(Task to complete): Reproduce all the lines exactly as they stand, apart from the pictures.

******

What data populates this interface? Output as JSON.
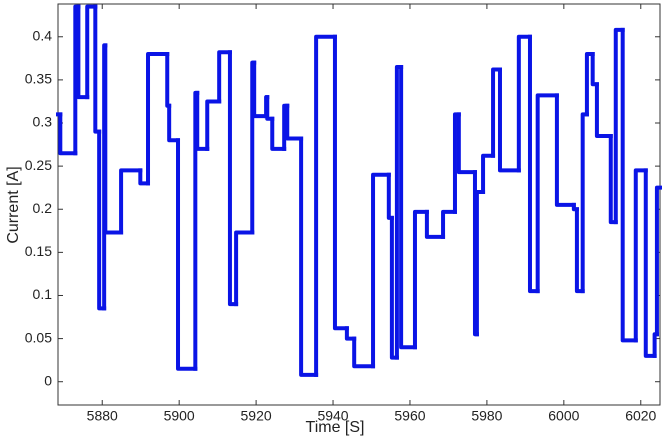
{
  "chart_data": {
    "type": "step",
    "x_label": "Time [S]",
    "y_label": "Current [A]",
    "series": [
      {
        "name": "Current",
        "color": "#0a14e6",
        "x": [
          5868.5,
          5869.1,
          5873.0,
          5873.8,
          5876.1,
          5878.2,
          5879.2,
          5880.5,
          5880.8,
          5884.9,
          5889.9,
          5891.9,
          5896.9,
          5897.4,
          5899.7,
          5904.2,
          5904.7,
          5907.3,
          5910.4,
          5913.2,
          5914.8,
          5919.0,
          5919.5,
          5922.6,
          5922.9,
          5924.2,
          5927.3,
          5928.1,
          5931.7,
          5935.6,
          5940.5,
          5943.6,
          5945.5,
          5950.4,
          5954.5,
          5955.3,
          5956.6,
          5957.7,
          5961.3,
          5964.4,
          5968.6,
          5971.7,
          5972.7,
          5976.9,
          5977.4,
          5979.0,
          5981.6,
          5983.4,
          5988.3,
          5991.2,
          5993.2,
          5998.2,
          6002.6,
          6003.4,
          6004.9,
          6006.0,
          6007.5,
          6008.6,
          6012.2,
          6013.5,
          6015.3,
          6018.7,
          6021.3,
          6023.6,
          6024.2
        ],
        "values": [
          0.31,
          0.265,
          0.435,
          0.33,
          0.435,
          0.29,
          0.085,
          0.39,
          0.173,
          0.245,
          0.23,
          0.38,
          0.32,
          0.28,
          0.015,
          0.335,
          0.27,
          0.325,
          0.382,
          0.09,
          0.173,
          0.37,
          0.308,
          0.33,
          0.305,
          0.27,
          0.32,
          0.282,
          0.008,
          0.4,
          0.062,
          0.05,
          0.018,
          0.24,
          0.19,
          0.028,
          0.365,
          0.04,
          0.197,
          0.168,
          0.197,
          0.31,
          0.243,
          0.055,
          0.22,
          0.262,
          0.362,
          0.245,
          0.4,
          0.105,
          0.332,
          0.205,
          0.2,
          0.105,
          0.31,
          0.38,
          0.345,
          0.285,
          0.185,
          0.408,
          0.048,
          0.245,
          0.03,
          0.055,
          0.225
        ]
      }
    ],
    "xlim": [
      5868.5,
      6025
    ],
    "xticks": [
      5880,
      5900,
      5920,
      5940,
      5960,
      5980,
      6000,
      6020
    ],
    "ylim": [
      -0.027,
      0.438
    ],
    "yticks": [
      0,
      0.05,
      0.1,
      0.15,
      0.2,
      0.25,
      0.3,
      0.35,
      0.4
    ],
    "grid": false
  }
}
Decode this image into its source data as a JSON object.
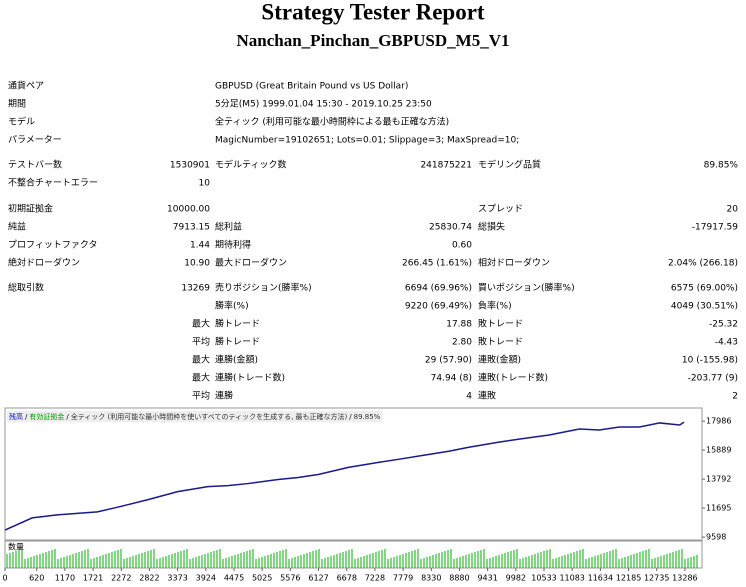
{
  "header": {
    "title": "Strategy Tester Report",
    "subtitle": "Nanchan_Pinchan_GBPUSD_M5_V1"
  },
  "info": [
    [
      "通貨ペア",
      "GBPUSD (Great Britain Pound vs US Dollar)"
    ],
    [
      "期間",
      "5分足(M5) 1999.01.04 15:30 - 2019.10.25 23:50"
    ],
    [
      "モデル",
      "全ティック (利用可能な最小時間枠による最も正確な方法)"
    ],
    [
      "パラメーター",
      "MagicNumber=19102651; Lots=0.01; Slippage=3; MaxSpread=10;"
    ]
  ],
  "stats": [
    [
      "テストバー数",
      "1530901",
      "モデルティック数",
      "241875221",
      "モデリング品質",
      "89.85%"
    ],
    [
      "不整合チャートエラー",
      "10"
    ],
    [
      "初期証拠金",
      "10000.00",
      null,
      null,
      "スプレッド",
      "20"
    ],
    [
      "純益",
      "7913.15",
      "総利益",
      "25830.74",
      "総損失",
      "-17917.59"
    ],
    [
      "プロフィットファクタ",
      "1.44",
      "期待利得",
      "0.60"
    ],
    [
      "絶対ドローダウン",
      "10.90",
      "最大ドローダウン",
      "266.45 (1.61%)",
      "相対ドローダウン",
      "2.04% (266.18)"
    ],
    [
      "総取引数",
      "13269",
      "売りポジション(勝率%)",
      "6694 (69.96%)",
      "買いポジション(勝率%)",
      "6575 (69.00%)"
    ],
    [
      null,
      null,
      "勝率(%)",
      "9220 (69.49%)",
      "負率(%)",
      "4049 (30.51%)"
    ],
    [
      null,
      "最大",
      "勝トレード",
      "17.88",
      "敗トレード",
      "-25.32"
    ],
    [
      null,
      "平均",
      "勝トレード",
      "2.80",
      "敗トレード",
      "-4.43"
    ],
    [
      null,
      "最大",
      "連勝(金額)",
      "29 (57.90)",
      "連敗(金額)",
      "10 (-155.98)"
    ],
    [
      null,
      "最大",
      "連勝(トレード数)",
      "74.94 (8)",
      "連敗(トレード数)",
      "-203.77 (9)"
    ],
    [
      null,
      "平均",
      "連勝",
      "4",
      "連敗",
      "2"
    ]
  ],
  "chart_data": {
    "type": "line",
    "legend": [
      {
        "text": "残高",
        "color": "#0000cc"
      },
      {
        "text": "有効証拠金",
        "color": "#00a000"
      },
      {
        "text": "全ティック (利用可能な最小時間枠を使いすべてのティックを生成する, 最も正確な方法)",
        "color": "#333333"
      },
      {
        "text": "89.85%",
        "color": "#333333"
      }
    ],
    "legend_separator": "/",
    "volume_label": "数量",
    "series": [
      {
        "color": "#1a1a8c",
        "x": [
          0,
          530,
          1020,
          1805,
          2150,
          2786,
          3375,
          3963,
          4356,
          4749,
          5337,
          5729,
          6121,
          6710,
          7299,
          7691,
          8181,
          8672,
          9064,
          9653,
          10045,
          10634,
          11223,
          11615,
          12008,
          12400,
          12792,
          13184,
          13269
        ],
        "values": [
          10110,
          10986,
          11205,
          11425,
          11717,
          12300,
          12886,
          13250,
          13325,
          13470,
          13763,
          13910,
          14128,
          14640,
          15006,
          15225,
          15518,
          15810,
          16100,
          16470,
          16685,
          16980,
          17420,
          17343,
          17560,
          17560,
          17855,
          17710,
          17913
        ]
      }
    ],
    "xlim": [
      0,
      13620
    ],
    "xticks": [
      0,
      620,
      1170,
      1721,
      2272,
      2822,
      3373,
      3924,
      4475,
      5025,
      5576,
      6127,
      6678,
      7228,
      7779,
      8330,
      8880,
      9431,
      9982,
      10533,
      11083,
      11634,
      12185,
      12735,
      13286
    ],
    "ylim": [
      9388,
      18936
    ],
    "yticks": [
      9598,
      11695,
      13792,
      15889,
      17986
    ]
  }
}
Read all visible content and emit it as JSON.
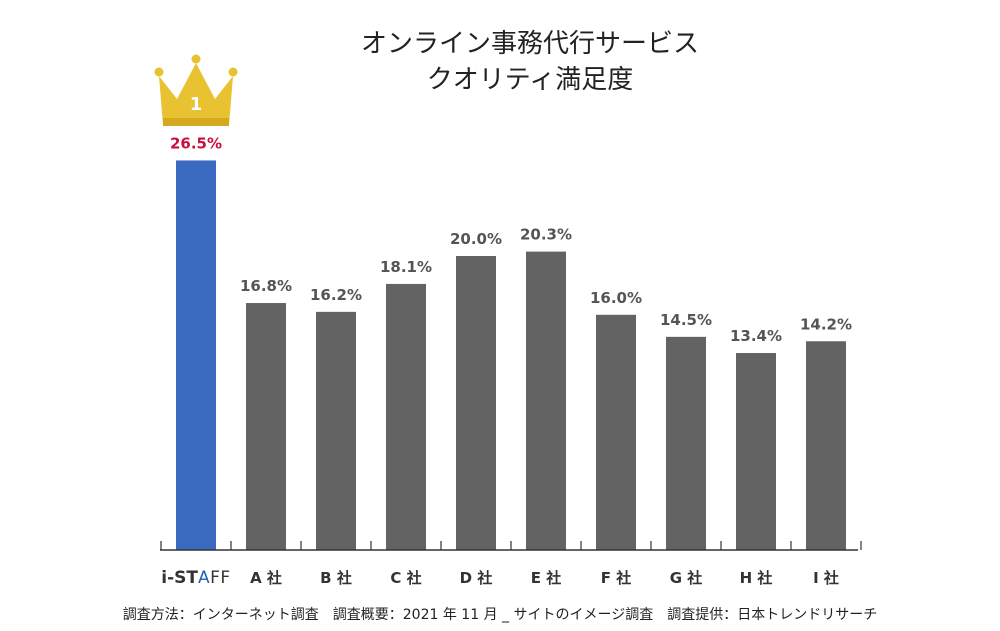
{
  "chart_data": {
    "type": "bar",
    "title_lines": [
      "オンライン事務代行サービス",
      "クオリティ満足度"
    ],
    "categories": [
      "i-STAFF",
      "A 社",
      "B 社",
      "C 社",
      "D 社",
      "E 社",
      "F 社",
      "G 社",
      "H 社",
      "I 社"
    ],
    "values": [
      26.5,
      16.8,
      16.2,
      18.1,
      20.0,
      20.3,
      16.0,
      14.5,
      13.4,
      14.2
    ],
    "value_labels": [
      "26.5%",
      "16.8%",
      "16.2%",
      "18.1%",
      "20.0%",
      "20.3%",
      "16.0%",
      "14.5%",
      "13.4%",
      "14.2%"
    ],
    "ylim": [
      0,
      30
    ],
    "grid": false,
    "highlight_index": 0,
    "rank_badge": "1",
    "brand": {
      "prefix": "i-ST",
      "accent": "A",
      "suffix": "FF"
    },
    "colors": {
      "highlight_bar": "#3a6bc0",
      "bar": "#636363",
      "highlight_label": "#c8103f",
      "label": "#555555",
      "crown": "#e9c232",
      "brand_accent": "#1e5eb5"
    }
  },
  "footnote": "調査方法：インターネット調査　調査概要：2021 年 11 月 _ サイトのイメージ調査　調査提供：日本トレンドリサーチ"
}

******

(Worked answer):
What data populates this interface? Output as JSON.
{
  "chart_data": {
    "type": "step",
    "x_label": "Time [S]",
    "y_label": "Current [A]",
    "series": [
      {
        "name": "Current",
        "color": "#0a14e6",
        "x": [
          5868.5,
          5869.1,
          5873.0,
          5873.8,
          5876.1,
          5878.2,
          5879.2,
          5880.5,
          5880.8,
          5884.9,
          5889.9,
          5891.9,
          5896.9,
          5897.4,
          5899.7,
          5904.2,
          5904.7,
          5907.3,
          5910.4,
          5913.2,
          5914.8,
          5919.0,
          5919.5,
          5922.6,
          5922.9,
          5924.2,
          5927.3,
          5928.1,
          5931.7,
          5935.6,
          5940.5,
          5943.6,
          5945.5,
          5950.4,
          5954.5,
          5955.3,
          5956.6,
          5957.7,
          5961.3,
          5964.4,
          5968.6,
          5971.7,
          5972.7,
          5976.9,
          5977.4,
          5979.0,
          5981.6,
          5983.4,
          5988.3,
          5991.2,
          5993.2,
          5998.2,
          6002.6,
          6003.4,
          6004.9,
          6006.0,
          6007.5,
          6008.6,
          6012.2,
          6013.5,
          6015.3,
          6018.7,
          6021.3,
          6023.6,
          6024.2
        ],
        "values": [
          0.31,
          0.265,
          0.435,
          0.33,
          0.435,
          0.29,
          0.085,
          0.39,
          0.173,
          0.245,
          0.23,
          0.38,
          0.32,
          0.28,
          0.015,
          0.335,
          0.27,
          0.325,
          0.382,
          0.09,
          0.173,
          0.37,
          0.308,
          0.33,
          0.305,
          0.27,
          0.32,
          0.282,
          0.008,
          0.4,
          0.062,
          0.05,
          0.018,
          0.24,
          0.19,
          0.028,
          0.365,
          0.04,
          0.197,
          0.168,
          0.197,
          0.31,
          0.243,
          0.055,
          0.22,
          0.262,
          0.362,
          0.245,
          0.4,
          0.105,
          0.332,
          0.205,
          0.2,
          0.105,
          0.31,
          0.38,
          0.345,
          0.285,
          0.185,
          0.408,
          0.048,
          0.245,
          0.03,
          0.055,
          0.225
        ]
      }
    ],
    "xlim": [
      5868.5,
      6025
    ],
    "xticks": [
      5880,
      5900,
      5920,
      5940,
      5960,
      5980,
      6000,
      6020
    ],
    "ylim": [
      -0.027,
      0.438
    ],
    "yticks": [
      0,
      0.05,
      0.1,
      0.15,
      0.2,
      0.25,
      0.3,
      0.35,
      0.4
    ],
    "grid": false
  }
}
Decode this image into its source data as a JSON object.
{
  "header": {
    "title": "Strategy Tester Report",
    "subtitle": "Nanchan_Pinchan_GBPUSD_M5_V1"
  },
  "info": [
    [
      "通貨ペア",
      "GBPUSD (Great Britain Pound vs US Dollar)"
    ],
    [
      "期間",
      "5分足(M5) 1999.01.04 15:30 - 2019.10.25 23:50"
    ],
    [
      "モデル",
      "全ティック (利用可能な最小時間枠による最も正確な方法)"
    ],
    [
      "パラメーター",
      "MagicNumber=19102651; Lots=0.01; Slippage=3; MaxSpread=10;"
    ]
  ],
  "stats": [
    [
      "テストバー数",
      "1530901",
      "モデルティック数",
      "241875221",
      "モデリング品質",
      "89.85%"
    ],
    [
      "不整合チャートエラー",
      "10"
    ],
    [
      "初期証拠金",
      "10000.00",
      null,
      null,
      "スプレッド",
      "20"
    ],
    [
      "純益",
      "7913.15",
      "総利益",
      "25830.74",
      "総損失",
      "-17917.59"
    ],
    [
      "プロフィットファクタ",
      "1.44",
      "期待利得",
      "0.60"
    ],
    [
      "絶対ドローダウン",
      "10.90",
      "最大ドローダウン",
      "266.45 (1.61%)",
      "相対ドローダウン",
      "2.04% (266.18)"
    ],
    [
      "総取引数",
      "13269",
      "売りポジション(勝率%)",
      "6694 (69.96%)",
      "買いポジション(勝率%)",
      "6575 (69.00%)"
    ],
    [
      null,
      null,
      "勝率(%)",
      "9220 (69.49%)",
      "負率(%)",
      "4049 (30.51%)"
    ],
    [
      null,
      "最大",
      "勝トレード",
      "17.88",
      "敗トレード",
      "-25.32"
    ],
    [
      null,
      "平均",
      "勝トレード",
      "2.80",
      "敗トレード",
      "-4.43"
    ],
    [
      null,
      "最大",
      "連勝(金額)",
      "29 (57.90)",
      "連敗(金額)",
      "10 (-155.98)"
    ],
    [
      null,
      "最大",
      "連勝(トレード数)",
      "74.94 (8)",
      "連敗(トレード数)",
      "-203.77 (9)"
    ],
    [
      null,
      "平均",
      "連勝",
      "4",
      "連敗",
      "2"
    ]
  ],
  "chart_data": {
    "type": "line",
    "legend": [
      {
        "text": "残高",
        "color": "#0000cc"
      },
      {
        "text": "有効証拠金",
        "color": "#00a000"
      },
      {
        "text": "全ティック (利用可能な最小時間枠を使いすべてのティックを生成する, 最も正確な方法)",
        "color": "#333333"
      },
      {
        "text": "89.85%",
        "color": "#333333"
      }
    ],
    "legend_separator": "/",
    "volume_label": "数量",
    "series": [
      {
        "color": "#1a1a8c",
        "x": [
          0,
          530,
          1020,
          1805,
          2150,
          2786,
          3375,
          3963,
          4356,
          4749,
          5337,
          5729,
          6121,
          6710,
          7299,
          7691,
          8181,
          8672,
          9064,
          9653,
          10045,
          10634,
          11223,
          11615,
          12008,
          12400,
          12792,
          13184,
          13269
        ],
        "values": [
          10110,
          10986,
          11205,
          11425,
          11717,
          12300,
          12886,
          13250,
          13325,
          13470,
          13763,
          13910,
          14128,
          14640,
          15006,
          15225,
          15518,
          15810,
          16100,
          16470,
          16685,
          16980,
          17420,
          17343,
          17560,
          17560,
          17855,
          17710,
          17913
        ]
      }
    ],
    "xlim": [
      0,
      13620
    ],
    "xticks": [
      0,
      620,
      1170,
      1721,
      2272,
      2822,
      3373,
      3924,
      4475,
      5025,
      5576,
      6127,
      6678,
      7228,
      7779,
      8330,
      8880,
      9431,
      9982,
      10533,
      11083,
      11634,
      12185,
      12735,
      13286
    ],
    "ylim": [
      9388,
      18936
    ],
    "yticks": [
      9598,
      11695,
      13792,
      15889,
      17986
    ]
  }
}
Read all visible content and emit it as JSON.
{
  "chart_data": {
    "type": "bar",
    "title_lines": [
      "オンライン事務代行サービス",
      "クオリティ満足度"
    ],
    "categories": [
      "i-STAFF",
      "A 社",
      "B 社",
      "C 社",
      "D 社",
      "E 社",
      "F 社",
      "G 社",
      "H 社",
      "I 社"
    ],
    "values": [
      26.5,
      16.8,
      16.2,
      18.1,
      20.0,
      20.3,
      16.0,
      14.5,
      13.4,
      14.2
    ],
    "value_labels": [
      "26.5%",
      "16.8%",
      "16.2%",
      "18.1%",
      "20.0%",
      "20.3%",
      "16.0%",
      "14.5%",
      "13.4%",
      "14.2%"
    ],
    "ylim": [
      0,
      30
    ],
    "grid": false,
    "highlight_index": 0,
    "rank_badge": "1",
    "brand": {
      "prefix": "i-ST",
      "accent": "A",
      "suffix": "FF"
    },
    "colors": {
      "highlight_bar": "#3a6bc0",
      "bar": "#636363",
      "highlight_label": "#c8103f",
      "label": "#555555",
      "crown": "#e9c232",
      "brand_accent": "#1e5eb5"
    }
  },
  "footnote": "調査方法：インターネット調査　調査概要：2021 年 11 月 _ サイトのイメージ調査　調査提供：日本トレンドリサーチ"
}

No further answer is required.